## What you are asked to do
Check every line of the entries that follow, and copy the ones containing "alles".

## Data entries
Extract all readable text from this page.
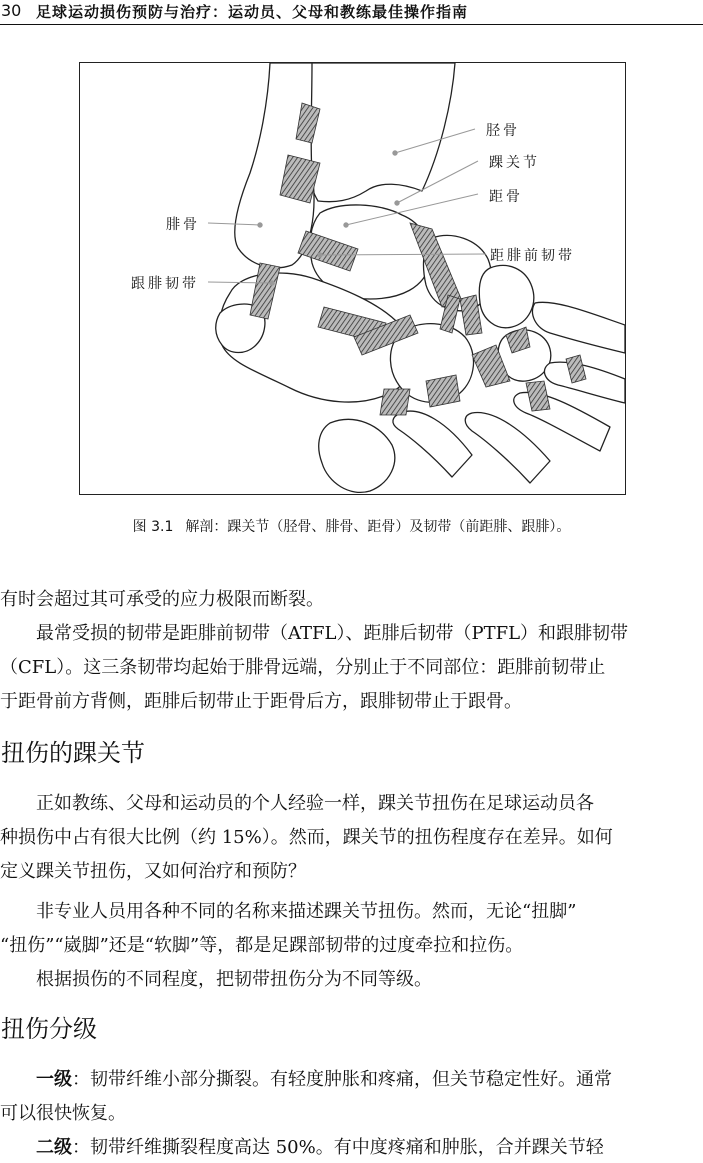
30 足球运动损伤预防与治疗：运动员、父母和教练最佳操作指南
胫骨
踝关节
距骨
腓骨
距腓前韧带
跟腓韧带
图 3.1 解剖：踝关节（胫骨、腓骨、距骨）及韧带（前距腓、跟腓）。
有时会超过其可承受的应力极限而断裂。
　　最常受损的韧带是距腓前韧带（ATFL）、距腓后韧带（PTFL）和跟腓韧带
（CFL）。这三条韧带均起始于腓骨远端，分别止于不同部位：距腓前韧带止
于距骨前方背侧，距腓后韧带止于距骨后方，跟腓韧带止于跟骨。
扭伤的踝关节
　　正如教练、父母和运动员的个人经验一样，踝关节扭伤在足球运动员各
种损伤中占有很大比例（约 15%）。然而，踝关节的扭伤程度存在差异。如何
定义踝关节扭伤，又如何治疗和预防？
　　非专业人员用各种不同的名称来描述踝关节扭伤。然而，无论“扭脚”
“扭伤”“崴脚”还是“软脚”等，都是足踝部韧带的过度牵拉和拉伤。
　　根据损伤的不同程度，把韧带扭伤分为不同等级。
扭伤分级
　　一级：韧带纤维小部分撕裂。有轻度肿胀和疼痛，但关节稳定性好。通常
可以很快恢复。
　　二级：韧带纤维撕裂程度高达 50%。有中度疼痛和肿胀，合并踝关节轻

--

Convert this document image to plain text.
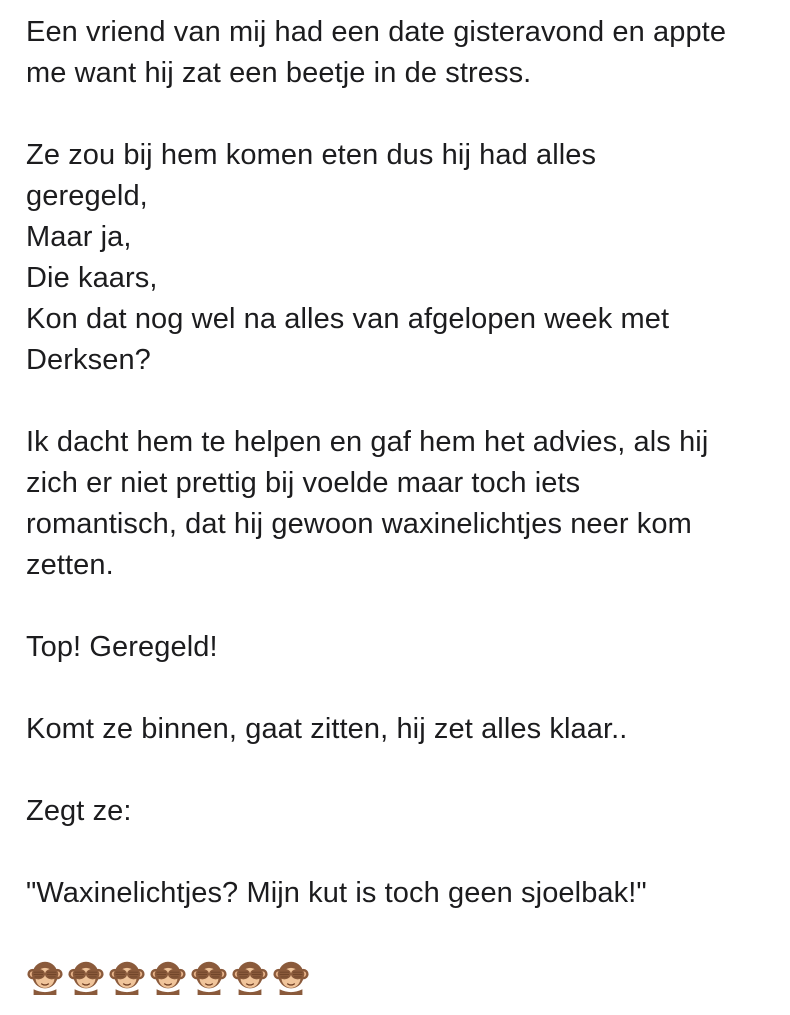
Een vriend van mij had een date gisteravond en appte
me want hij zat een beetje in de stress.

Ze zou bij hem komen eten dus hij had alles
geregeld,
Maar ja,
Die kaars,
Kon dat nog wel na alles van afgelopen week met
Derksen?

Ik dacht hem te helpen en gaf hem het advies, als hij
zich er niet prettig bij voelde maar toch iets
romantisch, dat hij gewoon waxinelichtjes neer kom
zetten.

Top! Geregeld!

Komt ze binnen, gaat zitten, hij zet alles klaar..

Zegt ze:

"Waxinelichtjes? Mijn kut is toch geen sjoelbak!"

## Task solution
Ze zou bij hem komen eten dus hij had alles
Kon dat nog wel na alles van afgelopen week met
Komt ze binnen, gaat zitten, hij zet alles klaar..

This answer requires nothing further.